§ TASK BRIEF
Using the records that follow, copy every line containing the word "tick".

__________

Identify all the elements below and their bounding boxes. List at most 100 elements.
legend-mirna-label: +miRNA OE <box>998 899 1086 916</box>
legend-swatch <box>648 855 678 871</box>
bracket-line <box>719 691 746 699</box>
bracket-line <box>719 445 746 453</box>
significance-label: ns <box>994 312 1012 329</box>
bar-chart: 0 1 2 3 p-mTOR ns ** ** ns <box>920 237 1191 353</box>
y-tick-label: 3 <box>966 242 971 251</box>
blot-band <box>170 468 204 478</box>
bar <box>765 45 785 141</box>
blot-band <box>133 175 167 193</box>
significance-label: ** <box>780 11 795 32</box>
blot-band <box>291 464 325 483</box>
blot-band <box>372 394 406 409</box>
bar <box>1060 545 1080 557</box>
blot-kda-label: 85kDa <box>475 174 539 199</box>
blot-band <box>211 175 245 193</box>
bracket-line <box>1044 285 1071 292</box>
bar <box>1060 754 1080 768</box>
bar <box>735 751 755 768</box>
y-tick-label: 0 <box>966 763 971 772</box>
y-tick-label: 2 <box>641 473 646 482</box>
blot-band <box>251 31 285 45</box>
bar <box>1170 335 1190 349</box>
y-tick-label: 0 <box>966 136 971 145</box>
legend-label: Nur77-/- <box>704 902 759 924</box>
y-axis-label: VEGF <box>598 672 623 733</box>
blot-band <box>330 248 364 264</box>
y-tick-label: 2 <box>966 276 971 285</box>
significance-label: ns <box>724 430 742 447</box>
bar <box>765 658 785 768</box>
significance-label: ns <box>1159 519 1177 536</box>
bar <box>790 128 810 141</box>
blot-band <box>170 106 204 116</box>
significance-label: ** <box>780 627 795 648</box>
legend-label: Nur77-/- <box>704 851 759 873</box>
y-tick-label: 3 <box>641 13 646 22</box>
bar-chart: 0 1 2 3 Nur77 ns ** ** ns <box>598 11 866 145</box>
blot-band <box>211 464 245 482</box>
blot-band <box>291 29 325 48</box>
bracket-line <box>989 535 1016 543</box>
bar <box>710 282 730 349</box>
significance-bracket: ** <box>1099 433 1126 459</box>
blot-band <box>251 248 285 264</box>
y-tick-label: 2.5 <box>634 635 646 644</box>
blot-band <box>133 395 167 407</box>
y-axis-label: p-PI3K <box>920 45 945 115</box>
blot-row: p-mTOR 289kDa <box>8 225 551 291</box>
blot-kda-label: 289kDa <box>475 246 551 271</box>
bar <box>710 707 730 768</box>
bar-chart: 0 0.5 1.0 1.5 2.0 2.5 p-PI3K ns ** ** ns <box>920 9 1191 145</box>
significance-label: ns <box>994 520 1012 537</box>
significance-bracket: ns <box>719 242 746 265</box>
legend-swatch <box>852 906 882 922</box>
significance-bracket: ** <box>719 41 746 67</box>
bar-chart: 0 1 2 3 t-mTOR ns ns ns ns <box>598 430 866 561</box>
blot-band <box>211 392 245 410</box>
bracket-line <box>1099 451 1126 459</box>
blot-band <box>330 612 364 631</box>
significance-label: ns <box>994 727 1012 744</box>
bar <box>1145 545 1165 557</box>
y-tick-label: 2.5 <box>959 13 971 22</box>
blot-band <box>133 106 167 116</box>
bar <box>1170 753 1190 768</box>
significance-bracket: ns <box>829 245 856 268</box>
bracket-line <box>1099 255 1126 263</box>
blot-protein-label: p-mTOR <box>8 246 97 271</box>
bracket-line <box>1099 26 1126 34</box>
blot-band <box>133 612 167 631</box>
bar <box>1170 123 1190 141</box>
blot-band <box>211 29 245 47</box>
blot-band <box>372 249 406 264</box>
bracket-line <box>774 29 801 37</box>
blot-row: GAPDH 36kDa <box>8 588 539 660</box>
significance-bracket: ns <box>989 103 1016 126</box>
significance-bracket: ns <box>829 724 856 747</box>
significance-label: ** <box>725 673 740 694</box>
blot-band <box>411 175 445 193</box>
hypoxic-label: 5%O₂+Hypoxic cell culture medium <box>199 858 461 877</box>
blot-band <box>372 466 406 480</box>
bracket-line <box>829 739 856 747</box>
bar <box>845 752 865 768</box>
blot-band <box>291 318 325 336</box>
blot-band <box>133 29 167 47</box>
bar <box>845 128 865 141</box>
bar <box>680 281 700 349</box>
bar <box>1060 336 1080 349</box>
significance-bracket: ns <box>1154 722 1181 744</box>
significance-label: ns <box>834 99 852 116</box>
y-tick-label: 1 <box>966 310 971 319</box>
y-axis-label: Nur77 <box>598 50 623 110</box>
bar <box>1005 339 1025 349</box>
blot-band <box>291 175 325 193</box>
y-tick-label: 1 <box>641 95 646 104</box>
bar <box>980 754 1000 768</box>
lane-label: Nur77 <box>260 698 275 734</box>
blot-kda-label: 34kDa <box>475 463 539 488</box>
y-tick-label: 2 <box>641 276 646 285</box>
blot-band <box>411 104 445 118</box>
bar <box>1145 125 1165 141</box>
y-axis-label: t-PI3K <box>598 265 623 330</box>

__________

§ REPLY TO THE EXERCISE
y-tick-label: 3 <box>966 242 971 251</box>
y-tick-label: 0 <box>966 763 971 772</box>
y-tick-label: 2 <box>641 473 646 482</box>
y-tick-label: 0 <box>966 136 971 145</box>
y-tick-label: 2 <box>966 276 971 285</box>
y-tick-label: 3 <box>641 13 646 22</box>
y-tick-label: 2.5 <box>634 635 646 644</box>
y-tick-label: 2.5 <box>959 13 971 22</box>
y-tick-label: 1 <box>966 310 971 319</box>
y-tick-label: 1 <box>641 95 646 104</box>
y-tick-label: 2 <box>641 276 646 285</box>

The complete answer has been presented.